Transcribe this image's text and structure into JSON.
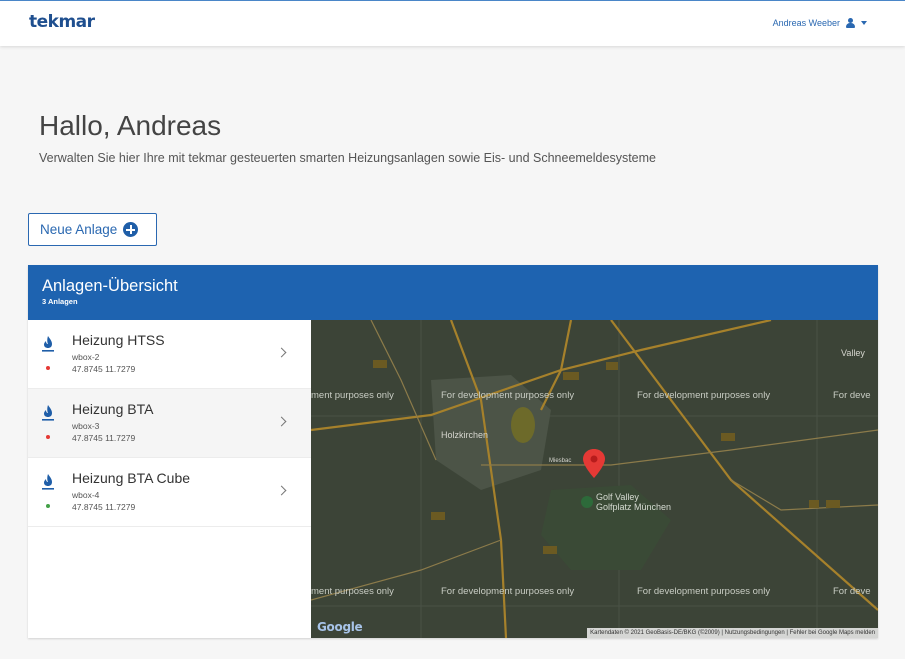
{
  "header": {
    "logo": "tekmar",
    "user_name": "Andreas Weeber"
  },
  "main": {
    "greeting": "Hallo, Andreas",
    "subtitle": "Verwalten Sie hier Ihre mit tekmar gesteuerten smarten Heizungsanlagen sowie Eis- und Schneemeldesysteme",
    "new_button_label": "Neue Anlage"
  },
  "overview": {
    "title": "Anlagen-Übersicht",
    "count": "3 Anlagen",
    "items": [
      {
        "name": "Heizung HTSS",
        "device": "wbox-2",
        "coords": "47.8745 11.7279",
        "status_color": "#e53935"
      },
      {
        "name": "Heizung BTA",
        "device": "wbox-3",
        "coords": "47.8745 11.7279",
        "status_color": "#e53935"
      },
      {
        "name": "Heizung BTA Cube",
        "device": "wbox-4",
        "coords": "47.8745 11.7279",
        "status_color": "#43a047"
      }
    ]
  },
  "map": {
    "watermark": "For development purposes only",
    "watermark_clipped_left": "ment purposes only",
    "watermark_clipped_right": "For deve",
    "place_holzkirchen": "Holzkirchen",
    "place_valley": "Valley",
    "poi_line1": "Golf Valley",
    "poi_line2": "Golfplatz München",
    "road_label": "Miesbac",
    "google_logo": "Google",
    "attribution_data": "Kartendaten © 2021 GeoBasis-DE/BKG (©2009)",
    "attribution_terms": "Nutzungsbedingungen",
    "attribution_report": "Fehler bei Google Maps melden",
    "marker_color": "#e53935",
    "road_color": "#a6812b"
  },
  "colors": {
    "brand": "#1f4f8f",
    "accent": "#1e63b0",
    "status_red": "#e53935",
    "status_green": "#43a047"
  }
}
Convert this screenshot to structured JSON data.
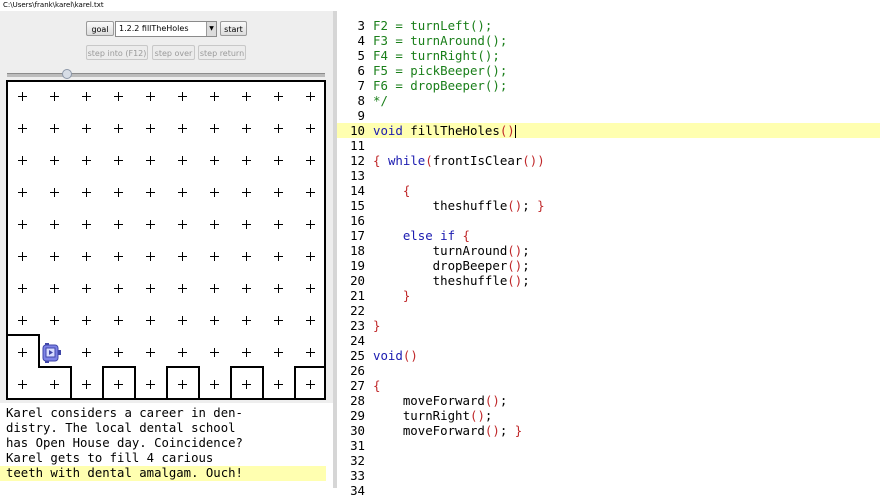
{
  "window": {
    "title": "C:\\Users\\frank\\karel\\karel.txt"
  },
  "toolbar": {
    "goal_label": "goal",
    "level_select": "1.2.2 fillTheHoles",
    "start_label": "start",
    "step_into_label": "step into (F12)",
    "step_over_label": "step over",
    "step_return_label": "step return"
  },
  "story": {
    "lines": [
      "Karel considers a career in den-",
      "distry. The local dental school",
      "has Open House day. Coincidence?",
      "Karel gets to fill 4 carious",
      "teeth with dental amalgam. Ouch!"
    ]
  },
  "editor": {
    "lines": [
      {
        "n": "3",
        "t": "F2 = turnLeft();"
      },
      {
        "n": "4",
        "t": "F3 = turnAround();"
      },
      {
        "n": "5",
        "t": "F4 = turnRight();"
      },
      {
        "n": "6",
        "t": "F5 = pickBeeper();"
      },
      {
        "n": "7",
        "t": "F6 = dropBeeper();"
      },
      {
        "n": "8",
        "t": "*/"
      },
      {
        "n": "9",
        "t": ""
      },
      {
        "n": "10",
        "t": "void fillTheHoles()"
      },
      {
        "n": "11",
        "t": ""
      },
      {
        "n": "12",
        "t": "{ while(frontIsClear())"
      },
      {
        "n": "13",
        "t": ""
      },
      {
        "n": "14",
        "t": "    {"
      },
      {
        "n": "15",
        "t": "        theshuffle(); }"
      },
      {
        "n": "16",
        "t": ""
      },
      {
        "n": "17",
        "t": "    else if {"
      },
      {
        "n": "18",
        "t": "        turnAround();"
      },
      {
        "n": "19",
        "t": "        dropBeeper();"
      },
      {
        "n": "20",
        "t": "        theshuffle();"
      },
      {
        "n": "21",
        "t": "    }"
      },
      {
        "n": "22",
        "t": ""
      },
      {
        "n": "23",
        "t": "}"
      },
      {
        "n": "24",
        "t": ""
      },
      {
        "n": "25",
        "t": "void()"
      },
      {
        "n": "26",
        "t": ""
      },
      {
        "n": "27",
        "t": "{"
      },
      {
        "n": "28",
        "t": "    moveForward();"
      },
      {
        "n": "29",
        "t": "    turnRight();"
      },
      {
        "n": "30",
        "t": "    moveForward(); }"
      },
      {
        "n": "31",
        "t": ""
      },
      {
        "n": "32",
        "t": ""
      },
      {
        "n": "33",
        "t": ""
      },
      {
        "n": "34",
        "t": ""
      }
    ]
  },
  "colors": {
    "highlight": "#ffffb0",
    "comment": "#1a7f1a",
    "keyword": "#1a1ab0",
    "brace": "#c0282a"
  }
}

**WHAT IS ASKED**
Select every line of the records holding the string "fillTheHoles".

**EXPECTED ANSWER**
    "level_select": "1.2.2 fillTheHoles",
        "t": "void fillTheHoles()"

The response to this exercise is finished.